──────── Dataset excerpts

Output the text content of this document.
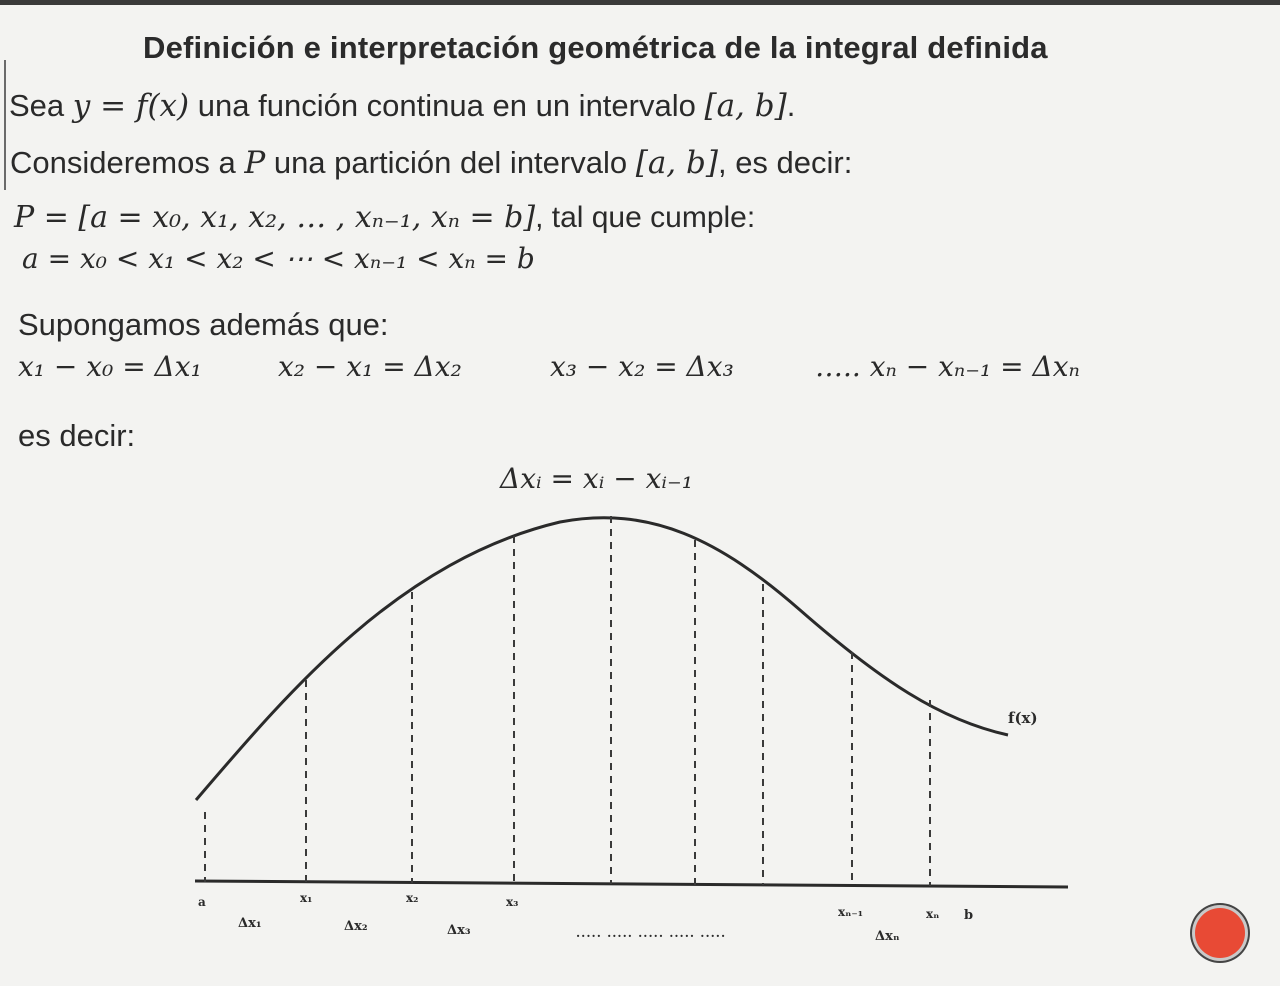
Definición e interpretación geométrica de la integral definida
Sea y = f(x) una función continua en un intervalo [a, b].
Consideremos a P una partición del intervalo [a, b], es decir:
P = [a = x₀, x₁, x₂, … , xₙ₋₁, xₙ = b], tal que cumple:
a = x₀ < x₁ < x₂ < ⋯ < xₙ₋₁ < xₙ = b
Supongamos además que:
x₁ − x₀ = Δx₁	x₂ − x₁ = Δx₂	x₃ − x₂ = Δx₃	….. xₙ − xₙ₋₁ = Δxₙ
es decir:
Δxᵢ = xᵢ − xᵢ₋₁
a	x₁	x₂	x₃
xₙ₋₁	xₙ b
Δx₁	Δx₂	Δx₃	Δxₙ
..... ..... ..... ..... .....
f(x)
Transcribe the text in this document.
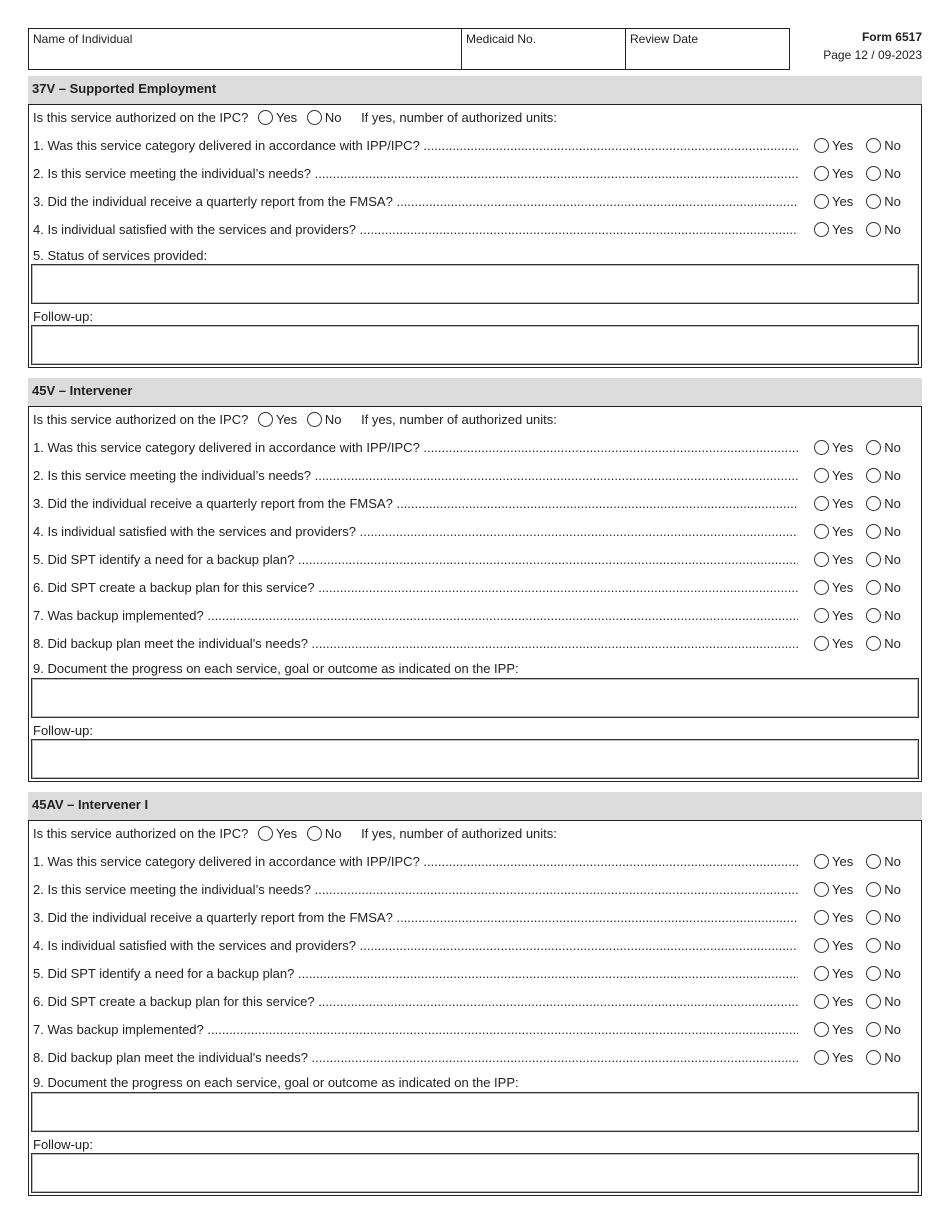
Name of Individual	Medicaid No.	Review Date	Form 6517
Page 12 / 09-2023
37V – Supported Employment
Is this service authorized on the IPC? Yes No If yes, number of authorized units:
1. Was this service category delivered in accordance with IPP/IPC? .....	Yes No
2. Is this service meeting the individual’s needs? .....	Yes No
3. Did the individual receive a quarterly report from the FMSA? .....	Yes No
4. Is individual satisfied with the services and providers? .....	Yes No
5. Status of services provided:
Follow-up:
45V – Intervener
Is this service authorized on the IPC? Yes No If yes, number of authorized units:
1. Was this service category delivered in accordance with IPP/IPC? .....	Yes No
2. Is this service meeting the individual’s needs? .....	Yes No
3. Did the individual receive a quarterly report from the FMSA? .....	Yes No
4. Is individual satisfied with the services and providers? .....	Yes No
5. Did SPT identify a need for a backup plan? .....	Yes No
6. Did SPT create a backup plan for this service? .....	Yes No
7. Was backup implemented? .....	Yes No
8. Did backup plan meet the individual's needs? .....	Yes No
9. Document the progress on each service, goal or outcome as indicated on the IPP:
Follow-up:
45AV – Intervener I
Is this service authorized on the IPC? Yes No If yes, number of authorized units:
1. Was this service category delivered in accordance with IPP/IPC? .....	Yes No
2. Is this service meeting the individual’s needs? .....	Yes No
3. Did the individual receive a quarterly report from the FMSA? .....	Yes No
4. Is individual satisfied with the services and providers? .....	Yes No
5. Did SPT identify a need for a backup plan? .....	Yes No
6. Did SPT create a backup plan for this service? .....	Yes No
7. Was backup implemented? .....	Yes No
8. Did backup plan meet the individual's needs? .....	Yes No
9. Document the progress on each service, goal or outcome as indicated on the IPP:
Follow-up:
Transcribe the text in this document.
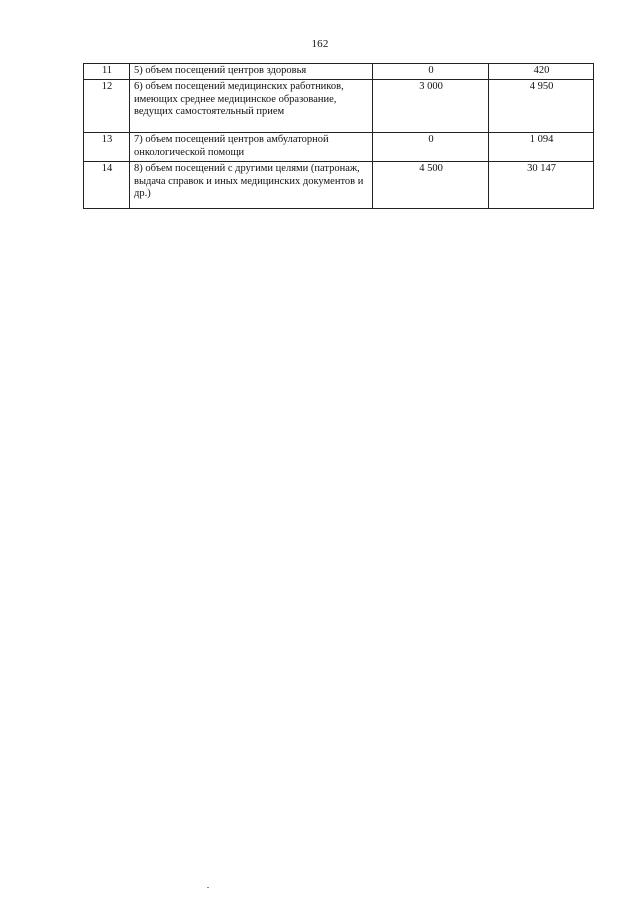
162
11	5) объем посещений центров здоровья	0	420
12	6) объем посещений медицинских работников, имеющих среднее медицинское образование, ведущих самостоятельный прием	3 000	4 950
13	7) объем посещений центров амбулаторной онкологической помощи	0	1 094
14	8) объем посещений с другими целями (патронаж, выдача справок и иных медицинских документов и др.)	4 500	30 147
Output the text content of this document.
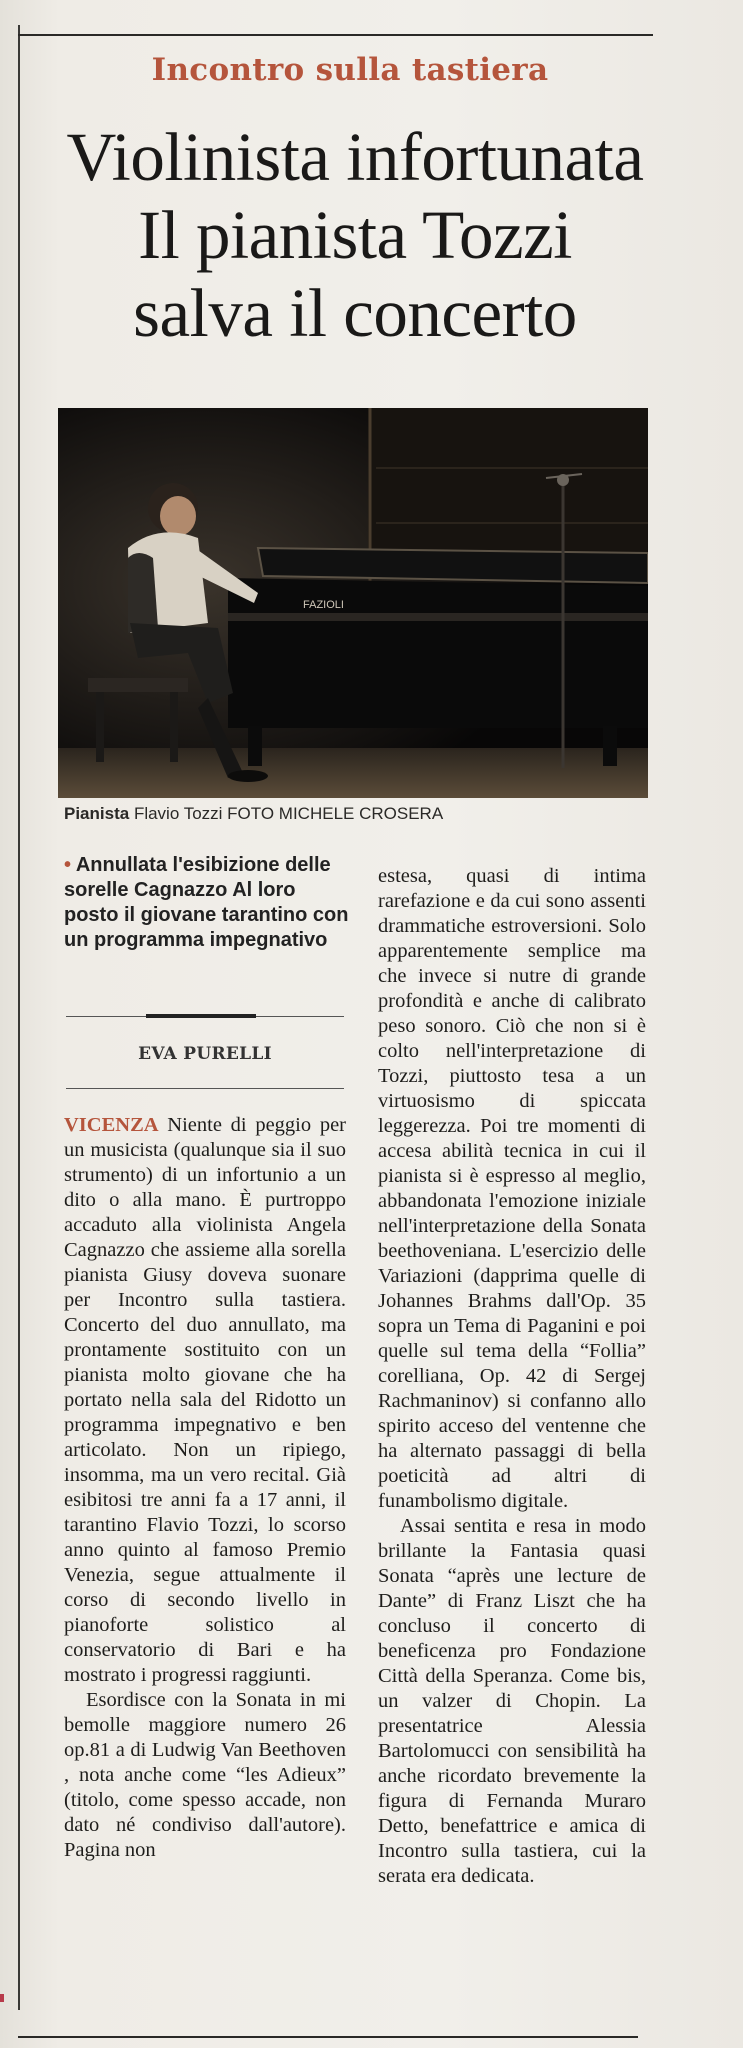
Incontro sulla tastiera
Violinista infortunata
Il pianista Tozzi
salva il concerto
FAZIOLI
Pianista Flavio Tozzi FOTO MICHELE CROSERA
• Annullata l'esibizione delle sorelle Cagnazzo Al loro posto il giovane tarantino con un programma impegnativo
EVA PURELLI

VICENZA Niente di peggio per un musicista (qualunque sia il suo strumento) di un infortunio a un dito o alla mano. È purtroppo accaduto alla violinista Angela Cagnazzo che assieme alla sorella pianista Giusy doveva suonare per Incontro sulla tastiera. Concerto del duo annullato, ma prontamente sostituito con un pianista molto giovane che ha portato nella sala del Ridotto un programma impegnativo e ben articolato. Non un ripiego, insomma, ma un vero recital. Già esibitosi tre anni fa a 17 anni, il tarantino Flavio Tozzi, lo scorso anno quinto al famoso Premio Venezia, segue attualmente il corso di secondo livello in pianoforte solistico al conservatorio di Bari e ha mostrato i progressi raggiunti.

Esordisce con la Sonata in mi bemolle maggiore numero 26 op.81 a di Ludwig Van Beethoven , nota anche come “les Adieux” (titolo, come spesso accade, non dato né condiviso dall'autore). Pagina non

estesa, quasi di intima rarefazione e da cui sono assenti drammatiche estroversioni. Solo apparentemente semplice ma che invece si nutre di grande profondità e anche di calibrato peso sonoro. Ciò che non si è colto nell'interpretazione di Tozzi, piuttosto tesa a un virtuosismo di spiccata leggerezza. Poi tre momenti di accesa abilità tecnica in cui il pianista si è espresso al meglio, abbandonata l'emozione iniziale nell'interpretazione della Sonata beethoveniana. L'esercizio delle Variazioni (dapprima quelle di Johannes Brahms dall'Op. 35 sopra un Tema di Paganini e poi quelle sul tema della “Follia” corelliana, Op. 42 di Sergej Rachmaninov) si confanno allo spirito acceso del ventenne che ha alternato passaggi di bella poeticità ad altri di funambolismo digitale.

Assai sentita e resa in modo brillante la Fantasia quasi Sonata “après une lecture de Dante” di Franz Liszt che ha concluso il concerto di beneficenza pro Fondazione Città della Speranza. Come bis, un valzer di Chopin. La presentatrice Alessia Bartolomucci con sensibilità ha anche ricordato brevemente la figura di Fernanda Muraro Detto, benefattrice e amica di Incontro sulla tastiera, cui la serata era dedicata.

────────────────

* [Your objective]: Any pictures should be dropped; transcribe the rest of the records above exactly.

* [Solution to the exercise]:
Output the text content of this document.
Definición e interpretación geométrica de la integral definida
Sea y = f(x) una función continua en un intervalo [a, b].
Consideremos a P una partición del intervalo [a, b], es decir:
P = [a = x₀, x₁, x₂, … , xₙ₋₁, xₙ = b], tal que cumple:
a = x₀ < x₁ < x₂ < ⋯ < xₙ₋₁ < xₙ = b
Supongamos además que:
x₁ − x₀ = Δx₁	x₂ − x₁ = Δx₂	x₃ − x₂ = Δx₃	….. xₙ − xₙ₋₁ = Δxₙ
es decir:
Δxᵢ = xᵢ − xᵢ₋₁
a	x₁	x₂	x₃
xₙ₋₁	xₙ b
Δx₁	Δx₂	Δx₃	Δxₙ
..... ..... ..... ..... .....
f(x)
Transcribe the text in this document.
Name of Individual	Medicaid No.	Review Date	Form 6517
Page 12 / 09-2023
37V – Supported Employment
Is this service authorized on the IPC? Yes No If yes, number of authorized units:
1. Was this service category delivered in accordance with IPP/IPC? .....	Yes No
2. Is this service meeting the individual’s needs? .....	Yes No
3. Did the individual receive a quarterly report from the FMSA? .....	Yes No
4. Is individual satisfied with the services and providers? .....	Yes No
5. Status of services provided:
Follow-up:
45V – Intervener
Is this service authorized on the IPC? Yes No If yes, number of authorized units:
1. Was this service category delivered in accordance with IPP/IPC? .....	Yes No
2. Is this service meeting the individual’s needs? .....	Yes No
3. Did the individual receive a quarterly report from the FMSA? .....	Yes No
4. Is individual satisfied with the services and providers? .....	Yes No
5. Did SPT identify a need for a backup plan? .....	Yes No
6. Did SPT create a backup plan for this service? .....	Yes No
7. Was backup implemented? .....	Yes No
8. Did backup plan meet the individual's needs? .....	Yes No
9. Document the progress on each service, goal or outcome as indicated on the IPP:
Follow-up:
45AV – Intervener I
Is this service authorized on the IPC? Yes No If yes, number of authorized units:
1. Was this service category delivered in accordance with IPP/IPC? .....	Yes No
2. Is this service meeting the individual’s needs? .....	Yes No
3. Did the individual receive a quarterly report from the FMSA? .....	Yes No
4. Is individual satisfied with the services and providers? .....	Yes No
5. Did SPT identify a need for a backup plan? .....	Yes No
6. Did SPT create a backup plan for this service? .....	Yes No
7. Was backup implemented? .....	Yes No
8. Did backup plan meet the individual's needs? .....	Yes No
9. Document the progress on each service, goal or outcome as indicated on the IPP:
Follow-up:
Transcribe the text in this document.
162
11	5) объем посещений центров здоровья	0	420
12	6) объем посещений медицинских работников, имеющих среднее медицинское образование, ведущих самостоятельный прием	3 000	4 950
13	7) объем посещений центров амбулаторной онкологической помощи	0	1 094
14	8) объем посещений с другими целями (патронаж, выдача справок и иных медицинских документов и др.)	4 500	30 147
Output the text content of this document.
Incontro sulla tastiera
Violinista infortunata
Il pianista Tozzi
salva il concerto
FAZIOLI
Pianista Flavio Tozzi FOTO MICHELE CROSERA
• Annullata l'esibizione delle sorelle Cagnazzo Al loro posto il giovane tarantino con un programma impegnativo
EVA PURELLI

VICENZA Niente di peggio per un musicista (qualunque sia il suo strumento) di un infortunio a un dito o alla mano. È purtroppo accaduto alla violinista Angela Cagnazzo che assieme alla sorella pianista Giusy doveva suonare per Incontro sulla tastiera. Concerto del duo annullato, ma prontamente sostituito con un pianista molto giovane che ha portato nella sala del Ridotto un programma impegnativo e ben articolato. Non un ripiego, insomma, ma un vero recital. Già esibitosi tre anni fa a 17 anni, il tarantino Flavio Tozzi, lo scorso anno quinto al famoso Premio Venezia, segue attualmente il corso di secondo livello in pianoforte solistico al conservatorio di Bari e ha mostrato i progressi raggiunti.

Esordisce con la Sonata in mi bemolle maggiore numero 26 op.81 a di Ludwig Van Beethoven , nota anche come “les Adieux” (titolo, come spesso accade, non dato né condiviso dall'autore). Pagina non

estesa, quasi di intima rarefazione e da cui sono assenti drammatiche estroversioni. Solo apparentemente semplice ma che invece si nutre di grande profondità e anche di calibrato peso sonoro. Ciò che non si è colto nell'interpretazione di Tozzi, piuttosto tesa a un virtuosismo di spiccata leggerezza. Poi tre momenti di accesa abilità tecnica in cui il pianista si è espresso al meglio, abbandonata l'emozione iniziale nell'interpretazione della Sonata beethoveniana. L'esercizio delle Variazioni (dapprima quelle di Johannes Brahms dall'Op. 35 sopra un Tema di Paganini e poi quelle sul tema della “Follia” corelliana, Op. 42 di Sergej Rachmaninov) si confanno allo spirito acceso del ventenne che ha alternato passaggi di bella poeticità ad altri di funambolismo digitale.

Assai sentita e resa in modo brillante la Fantasia quasi Sonata “après une lecture de Dante” di Franz Liszt che ha concluso il concerto di beneficenza pro Fondazione Città della Speranza. Come bis, un valzer di Chopin. La presentatrice Alessia Bartolomucci con sensibilità ha anche ricordato brevemente la figura di Fernanda Muraro Detto, benefattrice e amica di Incontro sulla tastiera, cui la serata era dedicata.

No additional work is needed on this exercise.